Wherever the word "bing" appears in a line, extract that line.

[A run of records]
▬▬▬▬▬▬▬▬▬▬

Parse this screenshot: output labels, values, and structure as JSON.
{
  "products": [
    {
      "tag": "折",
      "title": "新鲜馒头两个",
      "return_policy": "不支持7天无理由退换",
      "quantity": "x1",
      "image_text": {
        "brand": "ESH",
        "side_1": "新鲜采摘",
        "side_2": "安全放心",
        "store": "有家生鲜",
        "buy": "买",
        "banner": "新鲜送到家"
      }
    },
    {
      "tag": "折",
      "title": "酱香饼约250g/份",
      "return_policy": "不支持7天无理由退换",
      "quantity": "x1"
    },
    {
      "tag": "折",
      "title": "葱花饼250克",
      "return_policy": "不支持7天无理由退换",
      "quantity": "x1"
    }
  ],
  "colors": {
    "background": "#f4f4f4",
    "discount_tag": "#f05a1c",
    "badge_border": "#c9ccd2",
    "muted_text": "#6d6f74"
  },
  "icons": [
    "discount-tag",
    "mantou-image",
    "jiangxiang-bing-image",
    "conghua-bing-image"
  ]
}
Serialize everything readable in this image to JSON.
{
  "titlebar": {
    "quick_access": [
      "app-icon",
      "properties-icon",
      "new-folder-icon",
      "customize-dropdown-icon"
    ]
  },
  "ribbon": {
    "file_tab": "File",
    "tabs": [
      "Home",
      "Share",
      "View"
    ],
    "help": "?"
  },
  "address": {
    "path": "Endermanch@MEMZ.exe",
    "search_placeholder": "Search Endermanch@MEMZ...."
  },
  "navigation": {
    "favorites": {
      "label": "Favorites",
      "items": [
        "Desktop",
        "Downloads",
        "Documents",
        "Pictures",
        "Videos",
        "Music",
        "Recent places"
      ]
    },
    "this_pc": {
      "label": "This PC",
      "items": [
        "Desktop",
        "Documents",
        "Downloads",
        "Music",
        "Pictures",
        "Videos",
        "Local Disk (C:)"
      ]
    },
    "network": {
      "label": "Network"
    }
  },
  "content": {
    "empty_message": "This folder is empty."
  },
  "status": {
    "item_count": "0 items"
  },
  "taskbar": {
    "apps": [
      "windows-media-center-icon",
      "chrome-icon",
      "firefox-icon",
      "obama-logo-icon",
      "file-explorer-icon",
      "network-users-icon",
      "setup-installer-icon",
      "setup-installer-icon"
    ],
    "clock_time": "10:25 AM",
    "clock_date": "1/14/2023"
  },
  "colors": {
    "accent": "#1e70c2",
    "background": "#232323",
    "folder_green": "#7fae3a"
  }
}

▬▬▬▬▬▬▬▬▬▬

> _Response_
    "jiangxiang-bing-image",
    "conghua-bing-image"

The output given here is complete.